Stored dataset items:

________________________

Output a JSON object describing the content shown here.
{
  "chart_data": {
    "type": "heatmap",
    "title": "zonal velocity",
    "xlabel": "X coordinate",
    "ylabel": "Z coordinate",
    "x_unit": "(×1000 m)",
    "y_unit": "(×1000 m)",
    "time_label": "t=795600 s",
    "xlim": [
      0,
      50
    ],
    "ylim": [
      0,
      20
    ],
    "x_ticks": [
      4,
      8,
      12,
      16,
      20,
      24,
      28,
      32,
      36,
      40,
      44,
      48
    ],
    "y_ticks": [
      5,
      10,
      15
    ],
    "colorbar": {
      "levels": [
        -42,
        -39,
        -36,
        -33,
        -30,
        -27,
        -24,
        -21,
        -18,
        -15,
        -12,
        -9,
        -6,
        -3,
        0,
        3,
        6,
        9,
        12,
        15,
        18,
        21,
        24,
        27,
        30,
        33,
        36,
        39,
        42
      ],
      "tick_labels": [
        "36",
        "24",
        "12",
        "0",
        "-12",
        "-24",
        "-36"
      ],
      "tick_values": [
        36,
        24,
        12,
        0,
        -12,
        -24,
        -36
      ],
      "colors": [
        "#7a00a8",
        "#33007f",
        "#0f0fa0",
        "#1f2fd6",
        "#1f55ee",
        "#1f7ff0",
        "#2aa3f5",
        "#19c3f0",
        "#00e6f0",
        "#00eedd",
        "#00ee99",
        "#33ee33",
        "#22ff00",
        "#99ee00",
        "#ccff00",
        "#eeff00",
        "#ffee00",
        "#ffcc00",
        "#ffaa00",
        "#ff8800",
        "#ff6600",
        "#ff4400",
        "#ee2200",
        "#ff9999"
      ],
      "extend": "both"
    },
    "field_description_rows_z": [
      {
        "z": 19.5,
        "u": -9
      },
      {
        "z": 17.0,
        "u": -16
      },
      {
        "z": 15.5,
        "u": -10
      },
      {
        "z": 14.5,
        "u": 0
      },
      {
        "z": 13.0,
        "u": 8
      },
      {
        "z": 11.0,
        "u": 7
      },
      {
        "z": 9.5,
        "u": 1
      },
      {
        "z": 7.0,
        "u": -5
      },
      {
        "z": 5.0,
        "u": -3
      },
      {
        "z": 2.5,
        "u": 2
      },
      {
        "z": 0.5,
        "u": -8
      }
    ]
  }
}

________________________

Given exercise: Which lines contain "coordinate"? Show each of them.

Full solution:
    "xlabel": "X coordinate",
    "ylabel": "Z coordinate",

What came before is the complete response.